╭─ EXERCISE INPUT

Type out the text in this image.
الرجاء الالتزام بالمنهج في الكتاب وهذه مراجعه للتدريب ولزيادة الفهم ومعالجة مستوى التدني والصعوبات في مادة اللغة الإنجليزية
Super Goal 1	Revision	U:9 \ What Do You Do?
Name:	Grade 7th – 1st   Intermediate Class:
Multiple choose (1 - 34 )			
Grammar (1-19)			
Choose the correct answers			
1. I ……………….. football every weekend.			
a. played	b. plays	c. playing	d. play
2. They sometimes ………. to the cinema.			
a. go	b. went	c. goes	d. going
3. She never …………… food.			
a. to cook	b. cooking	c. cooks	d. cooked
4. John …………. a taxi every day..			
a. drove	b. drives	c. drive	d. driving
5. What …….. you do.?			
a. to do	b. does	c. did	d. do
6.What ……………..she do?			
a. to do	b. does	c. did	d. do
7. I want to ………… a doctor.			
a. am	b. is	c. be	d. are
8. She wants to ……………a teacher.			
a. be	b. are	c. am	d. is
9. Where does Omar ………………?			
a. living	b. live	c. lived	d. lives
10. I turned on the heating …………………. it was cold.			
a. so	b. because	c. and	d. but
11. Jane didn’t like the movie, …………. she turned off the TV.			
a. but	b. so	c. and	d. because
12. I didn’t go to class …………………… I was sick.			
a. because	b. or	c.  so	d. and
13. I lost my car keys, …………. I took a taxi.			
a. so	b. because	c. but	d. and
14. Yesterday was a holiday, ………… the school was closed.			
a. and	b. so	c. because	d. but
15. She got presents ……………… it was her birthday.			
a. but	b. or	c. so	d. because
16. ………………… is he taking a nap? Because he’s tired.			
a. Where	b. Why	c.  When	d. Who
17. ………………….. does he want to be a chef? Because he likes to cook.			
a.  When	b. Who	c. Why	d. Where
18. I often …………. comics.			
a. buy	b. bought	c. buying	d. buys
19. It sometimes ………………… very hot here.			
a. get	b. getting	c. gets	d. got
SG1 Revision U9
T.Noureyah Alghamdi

╰─

# WHAT THE TASK ASKS
Without leaving anything out, give the entries again exactly.

# REPLY
Type out the text in this image.
الرجاء الالتزام بالمنهج في الكتاب وهذه مراجعه للتدريب ولزيادة الفهم ومعالجة مستوى التدني والصعوبات في مادة اللغة الإنجليزية
Super Goal 1	Revision	U:9 \ What Do You Do?
Name:	Grade 7th – 1st   Intermediate Class:
Multiple choose (1 - 34 )			
Grammar (1-19)			
Choose the correct answers			
1. I ……………….. football every weekend.			
a. played	b. plays	c. playing	d. play
2. They sometimes ………. to the cinema.			
a. go	b. went	c. goes	d. going
3. She never …………… food.			
a. to cook	b. cooking	c. cooks	d. cooked
4. John …………. a taxi every day..			
a. drove	b. drives	c. drive	d. driving
5. What …….. you do.?			
a. to do	b. does	c. did	d. do
6.What ……………..she do?			
a. to do	b. does	c. did	d. do
7. I want to ………… a doctor.			
a. am	b. is	c. be	d. are
8. She wants to ……………a teacher.			
a. be	b. are	c. am	d. is
9. Where does Omar ………………?			
a. living	b. live	c. lived	d. lives
10. I turned on the heating …………………. it was cold.			
a. so	b. because	c. and	d. but
11. Jane didn’t like the movie, …………. she turned off the TV.			
a. but	b. so	c. and	d. because
12. I didn’t go to class …………………… I was sick.			
a. because	b. or	c.  so	d. and
13. I lost my car keys, …………. I took a taxi.			
a. so	b. because	c. but	d. and
14. Yesterday was a holiday, ………… the school was closed.			
a. and	b. so	c. because	d. but
15. She got presents ……………… it was her birthday.			
a. but	b. or	c. so	d. because
16. ………………… is he taking a nap? Because he’s tired.			
a. Where	b. Why	c.  When	d. Who
17. ………………….. does he want to be a chef? Because he likes to cook.			
a.  When	b. Who	c. Why	d. Where
18. I often …………. comics.			
a. buy	b. bought	c. buying	d. buys
19. It sometimes ………………… very hot here.			
a. get	b. getting	c. gets	d. got
SG1 Revision U9
T.Noureyah Alghamdi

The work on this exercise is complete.